Figure collection entries:
========================================================================
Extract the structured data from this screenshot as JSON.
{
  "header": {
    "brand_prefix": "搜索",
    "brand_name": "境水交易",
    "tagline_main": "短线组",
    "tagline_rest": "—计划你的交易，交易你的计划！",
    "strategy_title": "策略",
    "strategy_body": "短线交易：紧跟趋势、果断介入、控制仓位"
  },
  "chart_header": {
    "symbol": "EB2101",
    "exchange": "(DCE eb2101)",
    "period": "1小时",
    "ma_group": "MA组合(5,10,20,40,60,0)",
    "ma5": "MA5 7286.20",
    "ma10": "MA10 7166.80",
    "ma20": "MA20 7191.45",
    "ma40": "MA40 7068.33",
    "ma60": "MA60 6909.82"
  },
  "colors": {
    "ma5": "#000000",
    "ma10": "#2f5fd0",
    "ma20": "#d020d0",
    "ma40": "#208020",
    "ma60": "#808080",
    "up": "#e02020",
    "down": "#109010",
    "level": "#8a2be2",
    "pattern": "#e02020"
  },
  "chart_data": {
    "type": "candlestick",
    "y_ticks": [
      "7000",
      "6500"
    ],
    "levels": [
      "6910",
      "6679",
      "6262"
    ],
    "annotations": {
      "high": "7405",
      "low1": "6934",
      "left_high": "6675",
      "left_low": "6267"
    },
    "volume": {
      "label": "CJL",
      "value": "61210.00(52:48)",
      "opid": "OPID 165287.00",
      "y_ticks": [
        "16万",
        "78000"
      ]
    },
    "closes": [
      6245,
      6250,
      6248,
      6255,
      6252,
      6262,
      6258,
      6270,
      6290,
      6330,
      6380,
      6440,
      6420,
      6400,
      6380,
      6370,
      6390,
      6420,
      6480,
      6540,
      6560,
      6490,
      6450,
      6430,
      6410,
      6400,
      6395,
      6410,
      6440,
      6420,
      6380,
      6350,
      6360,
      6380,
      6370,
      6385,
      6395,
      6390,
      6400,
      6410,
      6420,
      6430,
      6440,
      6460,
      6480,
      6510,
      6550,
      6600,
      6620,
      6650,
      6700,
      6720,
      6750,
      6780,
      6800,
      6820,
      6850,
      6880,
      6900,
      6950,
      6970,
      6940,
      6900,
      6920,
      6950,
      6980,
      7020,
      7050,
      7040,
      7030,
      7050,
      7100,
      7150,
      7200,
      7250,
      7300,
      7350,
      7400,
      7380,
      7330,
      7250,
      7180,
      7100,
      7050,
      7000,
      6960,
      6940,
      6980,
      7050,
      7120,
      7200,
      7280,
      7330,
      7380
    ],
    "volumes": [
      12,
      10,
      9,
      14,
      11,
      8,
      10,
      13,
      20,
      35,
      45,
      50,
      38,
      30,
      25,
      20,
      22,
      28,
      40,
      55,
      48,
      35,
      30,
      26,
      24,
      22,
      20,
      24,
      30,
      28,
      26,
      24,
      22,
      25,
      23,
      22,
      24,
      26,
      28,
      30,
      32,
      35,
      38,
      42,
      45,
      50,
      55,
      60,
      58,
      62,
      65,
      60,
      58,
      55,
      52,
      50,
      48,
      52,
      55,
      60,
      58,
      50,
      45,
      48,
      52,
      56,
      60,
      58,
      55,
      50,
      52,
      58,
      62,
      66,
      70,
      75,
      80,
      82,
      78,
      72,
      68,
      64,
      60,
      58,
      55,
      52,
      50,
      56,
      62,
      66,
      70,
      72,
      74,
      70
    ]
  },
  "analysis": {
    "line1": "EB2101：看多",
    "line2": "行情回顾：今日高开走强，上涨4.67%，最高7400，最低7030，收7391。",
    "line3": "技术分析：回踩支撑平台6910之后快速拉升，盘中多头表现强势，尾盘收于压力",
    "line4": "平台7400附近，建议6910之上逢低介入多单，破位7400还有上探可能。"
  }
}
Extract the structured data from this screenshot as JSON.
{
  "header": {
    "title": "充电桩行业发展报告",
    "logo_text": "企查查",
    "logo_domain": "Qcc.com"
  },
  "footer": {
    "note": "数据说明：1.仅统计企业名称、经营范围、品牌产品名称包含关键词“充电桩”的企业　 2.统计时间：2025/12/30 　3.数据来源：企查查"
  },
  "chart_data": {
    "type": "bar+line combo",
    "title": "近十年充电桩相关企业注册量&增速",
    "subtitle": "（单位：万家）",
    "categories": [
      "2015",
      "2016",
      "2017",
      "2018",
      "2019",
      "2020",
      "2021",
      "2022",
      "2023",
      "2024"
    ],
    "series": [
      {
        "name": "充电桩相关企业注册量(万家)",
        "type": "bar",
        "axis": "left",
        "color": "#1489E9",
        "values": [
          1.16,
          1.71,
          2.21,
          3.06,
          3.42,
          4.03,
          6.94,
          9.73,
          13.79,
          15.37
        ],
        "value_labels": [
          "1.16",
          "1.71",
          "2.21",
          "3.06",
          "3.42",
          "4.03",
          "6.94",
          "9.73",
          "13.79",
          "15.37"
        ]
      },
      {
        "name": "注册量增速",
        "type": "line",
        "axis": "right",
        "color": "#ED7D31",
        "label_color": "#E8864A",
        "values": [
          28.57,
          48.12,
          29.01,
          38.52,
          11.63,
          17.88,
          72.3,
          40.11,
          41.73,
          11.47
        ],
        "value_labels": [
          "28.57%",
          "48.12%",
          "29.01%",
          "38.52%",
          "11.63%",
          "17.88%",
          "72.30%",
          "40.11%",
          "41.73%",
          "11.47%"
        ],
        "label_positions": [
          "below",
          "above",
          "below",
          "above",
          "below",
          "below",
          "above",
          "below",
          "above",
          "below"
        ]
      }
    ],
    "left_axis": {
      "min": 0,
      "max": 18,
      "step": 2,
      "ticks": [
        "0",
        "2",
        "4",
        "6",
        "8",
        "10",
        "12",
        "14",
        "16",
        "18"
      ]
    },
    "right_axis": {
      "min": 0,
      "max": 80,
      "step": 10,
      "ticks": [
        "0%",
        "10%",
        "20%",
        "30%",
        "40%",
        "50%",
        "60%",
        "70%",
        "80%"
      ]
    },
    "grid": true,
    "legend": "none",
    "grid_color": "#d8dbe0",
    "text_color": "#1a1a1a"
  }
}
========================================================================
*GOAL*.
Pull out all lines containing the word "type" from the entries above.

*TASK ANSWER*.
    "type": "candlestick",
    "type": "bar+line combo",
        "type": "bar",
        "type": "line",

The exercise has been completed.